# [Provided data]
::::

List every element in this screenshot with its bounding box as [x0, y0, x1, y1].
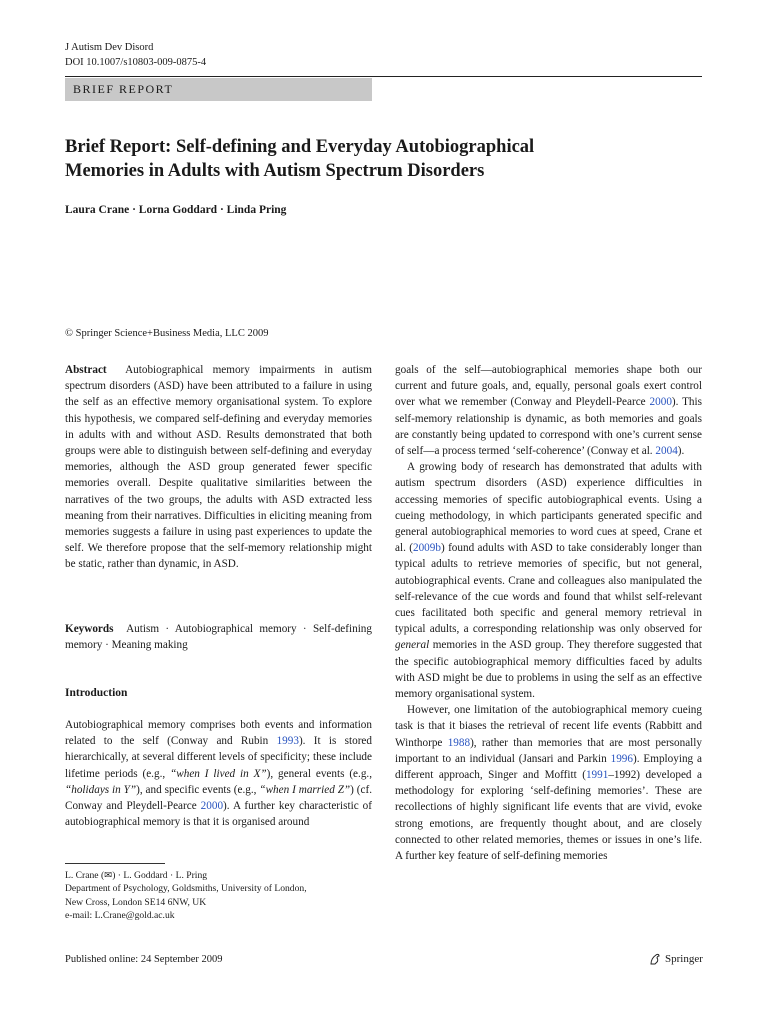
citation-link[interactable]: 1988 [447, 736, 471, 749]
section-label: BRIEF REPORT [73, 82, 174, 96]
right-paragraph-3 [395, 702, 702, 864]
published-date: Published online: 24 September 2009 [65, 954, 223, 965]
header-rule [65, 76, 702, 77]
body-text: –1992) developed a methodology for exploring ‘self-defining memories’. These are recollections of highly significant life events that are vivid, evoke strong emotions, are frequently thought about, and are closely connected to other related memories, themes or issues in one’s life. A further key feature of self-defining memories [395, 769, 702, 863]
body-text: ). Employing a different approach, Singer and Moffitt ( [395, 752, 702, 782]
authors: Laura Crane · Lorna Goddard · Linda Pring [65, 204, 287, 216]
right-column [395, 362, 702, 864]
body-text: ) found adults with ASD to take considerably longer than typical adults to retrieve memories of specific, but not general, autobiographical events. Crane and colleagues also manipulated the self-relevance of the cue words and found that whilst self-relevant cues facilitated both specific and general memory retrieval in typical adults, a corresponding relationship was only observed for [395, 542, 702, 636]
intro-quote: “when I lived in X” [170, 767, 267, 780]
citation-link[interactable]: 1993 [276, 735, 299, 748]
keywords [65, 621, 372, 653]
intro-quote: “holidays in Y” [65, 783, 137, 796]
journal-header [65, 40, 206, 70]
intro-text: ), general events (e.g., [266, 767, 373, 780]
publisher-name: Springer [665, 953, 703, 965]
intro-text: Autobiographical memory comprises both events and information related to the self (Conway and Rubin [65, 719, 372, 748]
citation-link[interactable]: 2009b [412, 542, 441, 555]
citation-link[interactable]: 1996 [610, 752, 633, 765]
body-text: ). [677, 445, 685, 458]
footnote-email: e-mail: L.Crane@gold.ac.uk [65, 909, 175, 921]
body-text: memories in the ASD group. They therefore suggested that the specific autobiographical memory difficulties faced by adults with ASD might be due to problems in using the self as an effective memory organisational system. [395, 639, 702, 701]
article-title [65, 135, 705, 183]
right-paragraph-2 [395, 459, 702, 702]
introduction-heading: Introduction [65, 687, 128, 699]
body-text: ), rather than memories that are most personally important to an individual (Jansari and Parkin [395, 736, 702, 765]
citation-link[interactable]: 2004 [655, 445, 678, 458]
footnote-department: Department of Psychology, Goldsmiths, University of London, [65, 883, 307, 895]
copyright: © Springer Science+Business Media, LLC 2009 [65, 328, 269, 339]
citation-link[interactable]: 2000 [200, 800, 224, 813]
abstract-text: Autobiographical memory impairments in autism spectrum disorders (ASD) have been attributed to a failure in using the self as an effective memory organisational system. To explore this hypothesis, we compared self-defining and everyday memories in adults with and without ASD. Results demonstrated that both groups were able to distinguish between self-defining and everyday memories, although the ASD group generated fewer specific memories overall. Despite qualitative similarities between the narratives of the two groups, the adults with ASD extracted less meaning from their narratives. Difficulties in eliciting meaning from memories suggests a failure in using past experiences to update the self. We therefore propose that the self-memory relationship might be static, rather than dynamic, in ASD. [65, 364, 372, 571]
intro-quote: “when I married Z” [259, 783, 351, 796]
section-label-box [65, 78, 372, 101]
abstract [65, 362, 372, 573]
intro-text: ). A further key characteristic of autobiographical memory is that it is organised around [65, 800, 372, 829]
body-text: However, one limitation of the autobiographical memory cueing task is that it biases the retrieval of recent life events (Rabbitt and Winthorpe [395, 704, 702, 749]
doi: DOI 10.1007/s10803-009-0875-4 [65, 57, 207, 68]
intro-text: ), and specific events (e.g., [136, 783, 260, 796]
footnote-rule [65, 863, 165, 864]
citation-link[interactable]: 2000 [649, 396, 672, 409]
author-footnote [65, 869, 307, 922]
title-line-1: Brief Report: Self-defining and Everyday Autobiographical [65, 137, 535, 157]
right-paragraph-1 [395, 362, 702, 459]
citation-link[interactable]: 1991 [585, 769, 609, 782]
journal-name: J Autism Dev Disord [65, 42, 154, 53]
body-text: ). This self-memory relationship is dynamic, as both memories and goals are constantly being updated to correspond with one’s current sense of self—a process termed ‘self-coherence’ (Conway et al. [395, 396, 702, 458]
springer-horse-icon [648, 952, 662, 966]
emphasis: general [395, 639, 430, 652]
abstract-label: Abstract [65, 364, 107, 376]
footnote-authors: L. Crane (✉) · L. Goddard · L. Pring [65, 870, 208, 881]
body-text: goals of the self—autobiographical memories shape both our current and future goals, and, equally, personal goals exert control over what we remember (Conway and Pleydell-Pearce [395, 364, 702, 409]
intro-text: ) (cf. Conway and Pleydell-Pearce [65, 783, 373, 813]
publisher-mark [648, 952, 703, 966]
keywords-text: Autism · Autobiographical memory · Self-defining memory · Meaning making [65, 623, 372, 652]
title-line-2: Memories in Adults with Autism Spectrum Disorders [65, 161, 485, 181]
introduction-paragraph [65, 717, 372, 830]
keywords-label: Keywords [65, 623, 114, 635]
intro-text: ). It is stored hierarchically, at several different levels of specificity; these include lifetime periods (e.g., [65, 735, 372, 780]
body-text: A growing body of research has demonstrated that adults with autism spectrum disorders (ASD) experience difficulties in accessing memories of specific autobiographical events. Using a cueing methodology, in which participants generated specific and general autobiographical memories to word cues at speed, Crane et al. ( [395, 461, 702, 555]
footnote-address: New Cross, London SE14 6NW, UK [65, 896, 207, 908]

::::

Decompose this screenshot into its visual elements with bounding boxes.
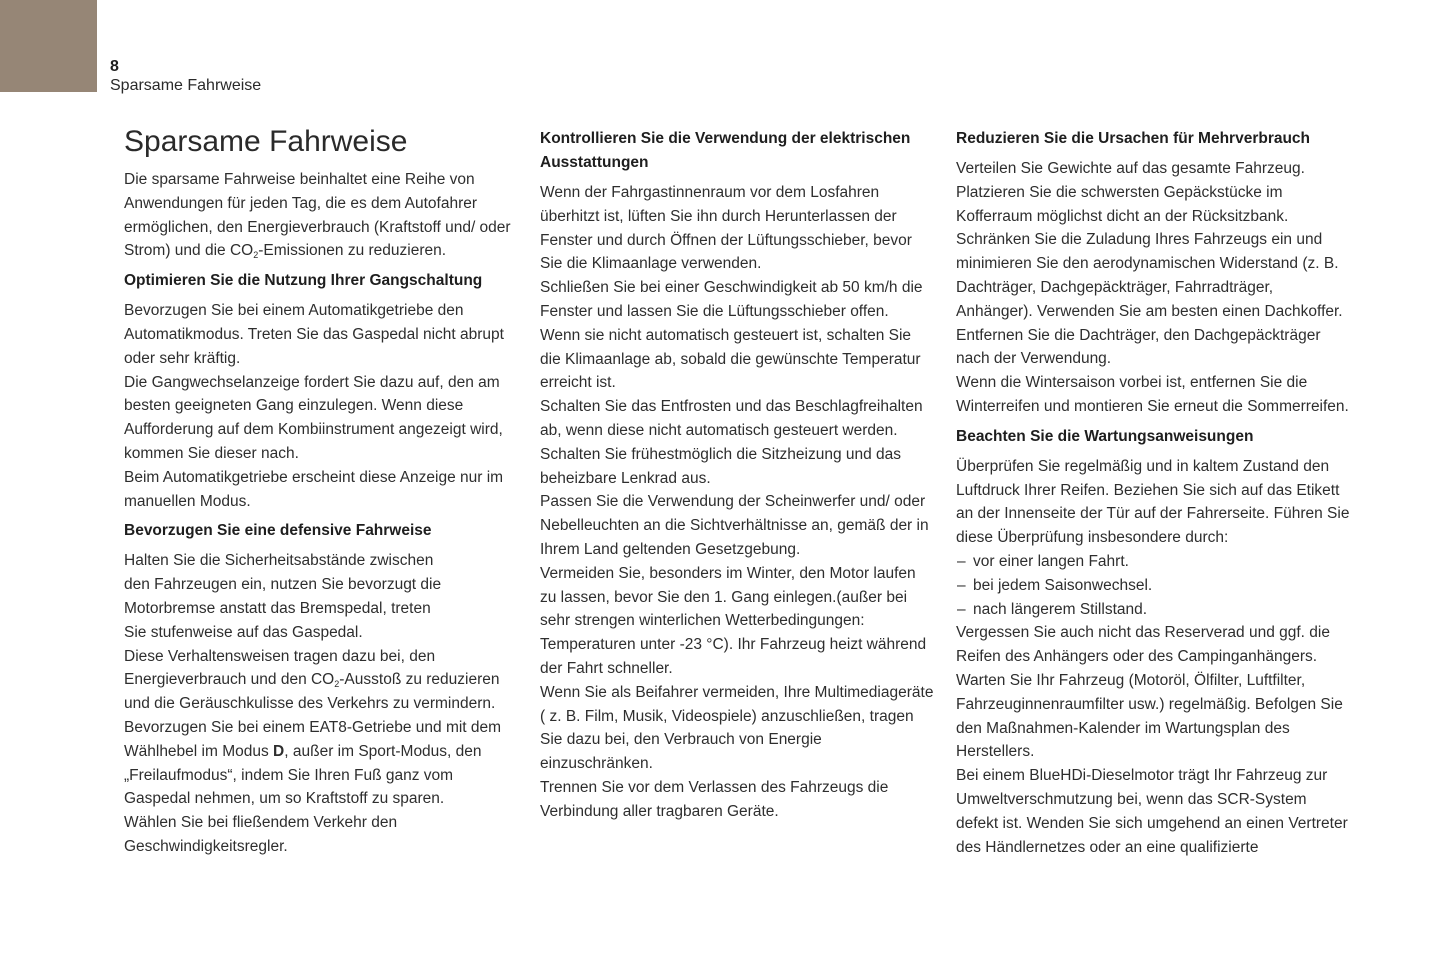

::::

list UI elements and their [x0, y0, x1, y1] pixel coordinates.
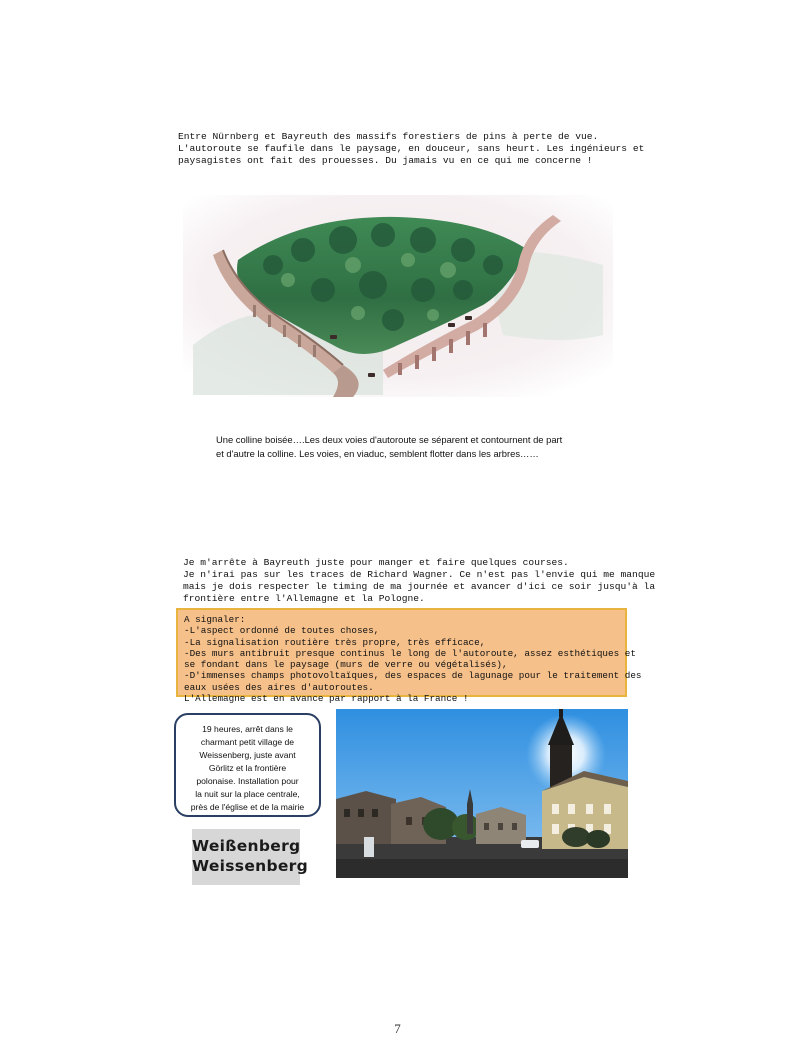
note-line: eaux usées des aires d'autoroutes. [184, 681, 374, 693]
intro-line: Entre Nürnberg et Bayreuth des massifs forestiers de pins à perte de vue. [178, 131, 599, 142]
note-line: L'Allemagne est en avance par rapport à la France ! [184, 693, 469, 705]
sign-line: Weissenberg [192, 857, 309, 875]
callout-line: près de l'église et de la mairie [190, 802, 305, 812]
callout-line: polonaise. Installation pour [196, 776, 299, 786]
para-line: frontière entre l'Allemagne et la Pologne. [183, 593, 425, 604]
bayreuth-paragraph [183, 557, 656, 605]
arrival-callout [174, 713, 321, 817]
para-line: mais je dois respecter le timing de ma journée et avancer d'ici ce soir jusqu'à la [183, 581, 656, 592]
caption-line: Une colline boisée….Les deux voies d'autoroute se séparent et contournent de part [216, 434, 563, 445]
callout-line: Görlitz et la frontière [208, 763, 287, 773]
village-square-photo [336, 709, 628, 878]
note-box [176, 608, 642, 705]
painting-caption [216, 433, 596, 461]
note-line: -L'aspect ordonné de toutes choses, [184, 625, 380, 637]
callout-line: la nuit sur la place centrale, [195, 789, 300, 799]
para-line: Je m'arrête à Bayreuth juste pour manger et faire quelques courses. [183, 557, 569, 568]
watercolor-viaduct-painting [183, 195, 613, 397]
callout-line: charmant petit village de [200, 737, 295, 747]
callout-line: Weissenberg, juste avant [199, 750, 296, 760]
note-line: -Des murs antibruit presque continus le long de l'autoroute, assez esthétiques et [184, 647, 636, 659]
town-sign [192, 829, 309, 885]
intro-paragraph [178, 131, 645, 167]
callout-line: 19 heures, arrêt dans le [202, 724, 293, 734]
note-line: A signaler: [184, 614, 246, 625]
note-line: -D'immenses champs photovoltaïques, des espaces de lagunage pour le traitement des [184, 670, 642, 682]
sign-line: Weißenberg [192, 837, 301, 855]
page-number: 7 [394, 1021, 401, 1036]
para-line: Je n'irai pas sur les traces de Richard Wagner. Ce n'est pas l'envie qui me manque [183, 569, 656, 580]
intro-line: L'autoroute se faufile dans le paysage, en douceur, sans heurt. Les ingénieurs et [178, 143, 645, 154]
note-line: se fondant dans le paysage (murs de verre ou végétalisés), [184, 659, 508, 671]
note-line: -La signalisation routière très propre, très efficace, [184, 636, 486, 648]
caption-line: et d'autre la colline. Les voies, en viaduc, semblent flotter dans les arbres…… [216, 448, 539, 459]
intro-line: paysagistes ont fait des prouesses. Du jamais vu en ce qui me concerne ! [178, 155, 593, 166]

::::

# [Stated goal]
Please output the lines from the one with "List every element" up to and including the one with "right-paragraph-3 [395, 702, 702, 864]" as a JSON list of strings, one string per line, with blank lines omitted. Leave the pictures out of your answer.

# [Finished task]
[
  "List every element in this screenshot with its bounding box as [x0, y0, x1, y1].",
  "citation-link[interactable]: 1988 [447, 736, 471, 749]",
  "section-label: BRIEF REPORT [73, 82, 174, 96]",
  "right-paragraph-3 [395, 702, 702, 864]"
]